▶ [PROVIDED MATERIAL]
════
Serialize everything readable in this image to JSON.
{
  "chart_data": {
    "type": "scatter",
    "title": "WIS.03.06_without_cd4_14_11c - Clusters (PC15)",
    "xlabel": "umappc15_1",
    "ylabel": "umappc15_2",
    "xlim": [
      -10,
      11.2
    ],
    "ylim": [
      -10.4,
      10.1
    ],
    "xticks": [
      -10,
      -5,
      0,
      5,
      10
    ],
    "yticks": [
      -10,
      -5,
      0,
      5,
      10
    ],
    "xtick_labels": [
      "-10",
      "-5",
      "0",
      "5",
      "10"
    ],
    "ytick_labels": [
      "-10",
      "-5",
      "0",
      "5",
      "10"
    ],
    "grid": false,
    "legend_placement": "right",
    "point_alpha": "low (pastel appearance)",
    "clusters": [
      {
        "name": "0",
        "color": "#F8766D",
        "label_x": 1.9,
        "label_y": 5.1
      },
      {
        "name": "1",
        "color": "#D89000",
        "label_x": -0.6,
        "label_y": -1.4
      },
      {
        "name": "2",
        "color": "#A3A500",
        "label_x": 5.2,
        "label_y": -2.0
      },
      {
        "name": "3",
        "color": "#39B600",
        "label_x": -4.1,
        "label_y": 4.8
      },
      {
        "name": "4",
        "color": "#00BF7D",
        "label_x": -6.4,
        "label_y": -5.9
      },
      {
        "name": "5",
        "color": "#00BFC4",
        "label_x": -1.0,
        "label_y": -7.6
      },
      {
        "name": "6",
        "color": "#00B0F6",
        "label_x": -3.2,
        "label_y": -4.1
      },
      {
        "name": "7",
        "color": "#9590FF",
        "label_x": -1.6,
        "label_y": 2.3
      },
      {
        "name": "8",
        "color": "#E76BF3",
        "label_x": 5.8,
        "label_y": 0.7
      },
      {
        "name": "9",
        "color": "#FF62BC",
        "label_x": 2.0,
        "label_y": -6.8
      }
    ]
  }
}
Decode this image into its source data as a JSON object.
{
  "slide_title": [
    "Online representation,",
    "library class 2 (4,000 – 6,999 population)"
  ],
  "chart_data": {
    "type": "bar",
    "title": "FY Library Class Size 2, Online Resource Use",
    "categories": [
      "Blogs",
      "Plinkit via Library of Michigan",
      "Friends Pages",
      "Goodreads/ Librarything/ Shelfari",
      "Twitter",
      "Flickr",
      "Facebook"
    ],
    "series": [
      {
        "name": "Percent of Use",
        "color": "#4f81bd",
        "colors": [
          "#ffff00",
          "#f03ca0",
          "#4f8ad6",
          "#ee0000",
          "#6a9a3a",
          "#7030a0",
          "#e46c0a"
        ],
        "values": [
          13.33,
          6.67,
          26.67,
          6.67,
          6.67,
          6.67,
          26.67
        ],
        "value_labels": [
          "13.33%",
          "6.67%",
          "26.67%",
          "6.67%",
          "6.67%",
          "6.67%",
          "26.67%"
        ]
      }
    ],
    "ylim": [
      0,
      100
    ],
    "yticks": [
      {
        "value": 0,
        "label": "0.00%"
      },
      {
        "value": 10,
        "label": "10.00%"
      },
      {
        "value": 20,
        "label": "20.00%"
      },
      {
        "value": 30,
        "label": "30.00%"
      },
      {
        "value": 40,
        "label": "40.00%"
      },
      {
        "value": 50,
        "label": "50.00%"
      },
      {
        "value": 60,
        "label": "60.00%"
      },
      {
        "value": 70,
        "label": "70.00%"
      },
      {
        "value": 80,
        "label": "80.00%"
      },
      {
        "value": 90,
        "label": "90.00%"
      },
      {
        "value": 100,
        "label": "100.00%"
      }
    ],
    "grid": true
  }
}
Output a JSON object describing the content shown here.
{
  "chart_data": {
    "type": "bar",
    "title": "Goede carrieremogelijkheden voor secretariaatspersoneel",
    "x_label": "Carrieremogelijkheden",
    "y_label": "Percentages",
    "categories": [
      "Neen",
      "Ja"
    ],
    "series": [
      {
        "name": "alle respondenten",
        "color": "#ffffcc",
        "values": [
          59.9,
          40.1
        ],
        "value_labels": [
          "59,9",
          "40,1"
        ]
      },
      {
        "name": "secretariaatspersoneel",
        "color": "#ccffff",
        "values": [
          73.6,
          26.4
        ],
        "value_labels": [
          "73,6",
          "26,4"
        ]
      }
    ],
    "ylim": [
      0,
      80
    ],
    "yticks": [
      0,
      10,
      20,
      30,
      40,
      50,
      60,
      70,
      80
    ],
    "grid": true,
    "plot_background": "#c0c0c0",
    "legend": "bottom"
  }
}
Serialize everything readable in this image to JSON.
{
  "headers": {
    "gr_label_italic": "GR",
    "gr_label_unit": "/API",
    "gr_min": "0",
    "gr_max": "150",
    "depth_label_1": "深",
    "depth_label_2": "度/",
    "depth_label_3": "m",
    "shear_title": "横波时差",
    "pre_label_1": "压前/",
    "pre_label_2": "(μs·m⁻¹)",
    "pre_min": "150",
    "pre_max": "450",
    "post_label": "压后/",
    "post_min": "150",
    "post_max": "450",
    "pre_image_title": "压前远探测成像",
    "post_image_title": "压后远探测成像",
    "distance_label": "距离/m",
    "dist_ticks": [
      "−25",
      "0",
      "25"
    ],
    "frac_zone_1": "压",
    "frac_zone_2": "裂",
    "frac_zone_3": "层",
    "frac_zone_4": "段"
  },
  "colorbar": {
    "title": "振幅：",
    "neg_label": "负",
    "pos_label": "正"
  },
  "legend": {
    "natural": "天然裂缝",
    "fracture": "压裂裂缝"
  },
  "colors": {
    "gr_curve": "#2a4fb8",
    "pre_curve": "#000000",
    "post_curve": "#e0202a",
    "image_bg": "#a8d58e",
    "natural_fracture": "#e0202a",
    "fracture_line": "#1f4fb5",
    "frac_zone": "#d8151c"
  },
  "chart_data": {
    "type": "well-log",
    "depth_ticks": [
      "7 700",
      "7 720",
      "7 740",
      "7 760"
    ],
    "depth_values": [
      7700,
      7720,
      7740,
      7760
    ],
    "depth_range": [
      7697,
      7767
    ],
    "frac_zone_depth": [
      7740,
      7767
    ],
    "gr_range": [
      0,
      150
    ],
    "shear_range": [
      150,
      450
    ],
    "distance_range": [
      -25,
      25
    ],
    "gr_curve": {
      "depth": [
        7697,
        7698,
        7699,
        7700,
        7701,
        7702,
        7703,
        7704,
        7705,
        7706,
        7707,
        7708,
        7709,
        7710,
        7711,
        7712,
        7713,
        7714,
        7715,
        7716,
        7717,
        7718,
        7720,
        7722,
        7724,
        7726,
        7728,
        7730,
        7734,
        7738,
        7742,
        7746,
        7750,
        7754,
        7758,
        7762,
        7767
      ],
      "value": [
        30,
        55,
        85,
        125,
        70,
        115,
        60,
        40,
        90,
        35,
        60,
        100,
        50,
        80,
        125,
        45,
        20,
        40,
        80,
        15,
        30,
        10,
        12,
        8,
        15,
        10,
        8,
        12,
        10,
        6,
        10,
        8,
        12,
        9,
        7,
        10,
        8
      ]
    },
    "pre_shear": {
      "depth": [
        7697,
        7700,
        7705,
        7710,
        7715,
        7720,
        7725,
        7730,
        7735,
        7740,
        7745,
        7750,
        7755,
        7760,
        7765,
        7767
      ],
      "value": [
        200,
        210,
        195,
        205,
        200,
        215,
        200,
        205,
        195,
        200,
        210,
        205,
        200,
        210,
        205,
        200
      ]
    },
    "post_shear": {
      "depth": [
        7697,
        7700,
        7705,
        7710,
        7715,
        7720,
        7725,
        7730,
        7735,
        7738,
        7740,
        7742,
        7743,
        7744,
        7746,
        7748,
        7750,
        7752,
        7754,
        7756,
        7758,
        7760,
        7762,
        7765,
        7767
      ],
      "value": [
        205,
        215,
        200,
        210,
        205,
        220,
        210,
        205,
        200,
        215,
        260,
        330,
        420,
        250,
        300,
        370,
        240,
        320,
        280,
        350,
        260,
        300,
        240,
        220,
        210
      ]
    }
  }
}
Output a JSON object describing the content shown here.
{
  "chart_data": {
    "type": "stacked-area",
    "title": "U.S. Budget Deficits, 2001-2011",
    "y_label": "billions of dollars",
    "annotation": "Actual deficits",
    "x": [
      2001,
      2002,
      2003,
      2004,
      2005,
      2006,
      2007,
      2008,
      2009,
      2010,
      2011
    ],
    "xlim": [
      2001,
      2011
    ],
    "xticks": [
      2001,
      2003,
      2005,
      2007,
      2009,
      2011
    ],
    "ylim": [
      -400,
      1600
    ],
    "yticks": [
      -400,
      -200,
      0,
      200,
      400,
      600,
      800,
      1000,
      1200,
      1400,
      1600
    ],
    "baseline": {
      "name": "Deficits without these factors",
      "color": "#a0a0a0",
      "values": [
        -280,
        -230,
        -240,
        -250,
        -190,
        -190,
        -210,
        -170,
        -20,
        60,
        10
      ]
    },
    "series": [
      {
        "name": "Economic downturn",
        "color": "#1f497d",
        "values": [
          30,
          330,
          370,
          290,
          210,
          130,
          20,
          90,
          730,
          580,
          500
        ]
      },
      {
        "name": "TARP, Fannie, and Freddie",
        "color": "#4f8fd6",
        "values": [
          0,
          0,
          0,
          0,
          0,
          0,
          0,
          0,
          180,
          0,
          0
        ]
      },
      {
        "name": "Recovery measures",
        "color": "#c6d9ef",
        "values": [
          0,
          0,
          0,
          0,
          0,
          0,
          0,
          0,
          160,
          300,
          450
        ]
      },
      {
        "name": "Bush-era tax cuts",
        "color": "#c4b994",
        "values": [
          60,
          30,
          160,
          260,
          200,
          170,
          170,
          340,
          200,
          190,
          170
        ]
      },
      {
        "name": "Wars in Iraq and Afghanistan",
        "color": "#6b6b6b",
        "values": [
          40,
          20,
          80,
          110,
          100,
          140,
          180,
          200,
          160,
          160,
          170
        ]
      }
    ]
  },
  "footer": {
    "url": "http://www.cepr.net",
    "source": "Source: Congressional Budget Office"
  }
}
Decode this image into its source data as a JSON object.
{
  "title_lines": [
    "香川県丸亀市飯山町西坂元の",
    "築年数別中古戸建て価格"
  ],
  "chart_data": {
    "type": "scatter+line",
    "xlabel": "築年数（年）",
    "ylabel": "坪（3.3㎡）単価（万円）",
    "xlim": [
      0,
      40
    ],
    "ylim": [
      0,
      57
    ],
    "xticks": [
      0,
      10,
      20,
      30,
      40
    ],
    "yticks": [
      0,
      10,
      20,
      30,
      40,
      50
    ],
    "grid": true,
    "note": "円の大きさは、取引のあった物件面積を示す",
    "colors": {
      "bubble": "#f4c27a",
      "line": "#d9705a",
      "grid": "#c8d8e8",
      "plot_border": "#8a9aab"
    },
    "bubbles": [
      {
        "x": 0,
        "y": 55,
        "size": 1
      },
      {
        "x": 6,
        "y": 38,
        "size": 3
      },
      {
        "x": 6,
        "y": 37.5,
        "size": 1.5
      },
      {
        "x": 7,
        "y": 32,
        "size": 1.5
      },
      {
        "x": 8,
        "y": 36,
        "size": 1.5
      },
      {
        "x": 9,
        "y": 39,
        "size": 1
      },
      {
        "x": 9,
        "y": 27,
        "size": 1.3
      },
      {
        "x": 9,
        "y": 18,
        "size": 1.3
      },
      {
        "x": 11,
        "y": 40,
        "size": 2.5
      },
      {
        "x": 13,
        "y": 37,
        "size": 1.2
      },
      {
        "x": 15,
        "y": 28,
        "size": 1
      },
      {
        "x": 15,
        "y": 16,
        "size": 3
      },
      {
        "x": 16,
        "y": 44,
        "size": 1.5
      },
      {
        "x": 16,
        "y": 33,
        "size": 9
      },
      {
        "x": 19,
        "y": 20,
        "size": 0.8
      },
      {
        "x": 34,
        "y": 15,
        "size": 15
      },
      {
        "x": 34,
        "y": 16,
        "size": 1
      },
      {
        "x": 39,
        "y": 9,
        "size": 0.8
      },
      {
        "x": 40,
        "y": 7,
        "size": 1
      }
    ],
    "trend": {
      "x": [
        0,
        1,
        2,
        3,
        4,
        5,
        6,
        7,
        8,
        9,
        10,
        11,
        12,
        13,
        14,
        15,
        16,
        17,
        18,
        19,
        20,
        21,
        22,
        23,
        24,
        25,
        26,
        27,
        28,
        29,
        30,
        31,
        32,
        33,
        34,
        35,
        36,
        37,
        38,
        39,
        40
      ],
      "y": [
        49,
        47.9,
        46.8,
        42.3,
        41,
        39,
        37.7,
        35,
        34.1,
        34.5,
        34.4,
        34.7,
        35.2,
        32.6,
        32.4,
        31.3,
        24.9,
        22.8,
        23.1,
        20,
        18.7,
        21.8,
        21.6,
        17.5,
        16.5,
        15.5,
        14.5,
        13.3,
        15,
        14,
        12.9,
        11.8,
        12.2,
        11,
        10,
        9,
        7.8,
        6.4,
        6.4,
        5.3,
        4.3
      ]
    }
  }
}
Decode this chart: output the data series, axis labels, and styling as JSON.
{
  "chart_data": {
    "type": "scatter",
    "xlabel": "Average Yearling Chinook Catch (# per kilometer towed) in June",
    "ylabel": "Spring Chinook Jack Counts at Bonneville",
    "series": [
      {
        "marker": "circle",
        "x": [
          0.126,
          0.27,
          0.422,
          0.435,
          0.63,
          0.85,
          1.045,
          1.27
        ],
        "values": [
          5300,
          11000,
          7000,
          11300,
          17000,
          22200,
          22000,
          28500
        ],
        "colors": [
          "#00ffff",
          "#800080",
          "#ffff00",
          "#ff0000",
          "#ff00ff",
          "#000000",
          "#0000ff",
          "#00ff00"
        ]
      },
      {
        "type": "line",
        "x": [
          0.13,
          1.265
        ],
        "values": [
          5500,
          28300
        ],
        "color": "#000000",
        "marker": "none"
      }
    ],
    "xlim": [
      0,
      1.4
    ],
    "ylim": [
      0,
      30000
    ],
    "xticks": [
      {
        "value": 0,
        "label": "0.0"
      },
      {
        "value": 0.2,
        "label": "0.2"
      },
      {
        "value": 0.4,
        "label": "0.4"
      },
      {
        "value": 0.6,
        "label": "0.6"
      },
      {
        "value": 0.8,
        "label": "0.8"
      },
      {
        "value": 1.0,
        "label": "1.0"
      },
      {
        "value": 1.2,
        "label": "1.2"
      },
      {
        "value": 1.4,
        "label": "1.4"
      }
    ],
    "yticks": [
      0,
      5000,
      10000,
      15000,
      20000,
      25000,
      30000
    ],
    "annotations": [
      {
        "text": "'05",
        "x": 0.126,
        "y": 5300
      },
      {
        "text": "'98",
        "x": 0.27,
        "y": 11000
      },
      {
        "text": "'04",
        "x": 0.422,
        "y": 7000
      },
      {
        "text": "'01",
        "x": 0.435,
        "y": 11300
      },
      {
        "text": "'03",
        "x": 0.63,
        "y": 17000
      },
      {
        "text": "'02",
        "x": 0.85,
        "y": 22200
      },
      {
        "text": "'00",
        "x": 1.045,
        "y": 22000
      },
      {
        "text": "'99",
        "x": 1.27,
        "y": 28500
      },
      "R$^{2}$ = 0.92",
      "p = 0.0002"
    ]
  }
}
════
▶ [DIRECTION]
Gather all lines of the records that include the word "secretariaatspersoneel".

▶ [REPLY]
    "title": "Goede carrieremogelijkheden voor secretariaatspersoneel",
        "name": "secretariaatspersoneel",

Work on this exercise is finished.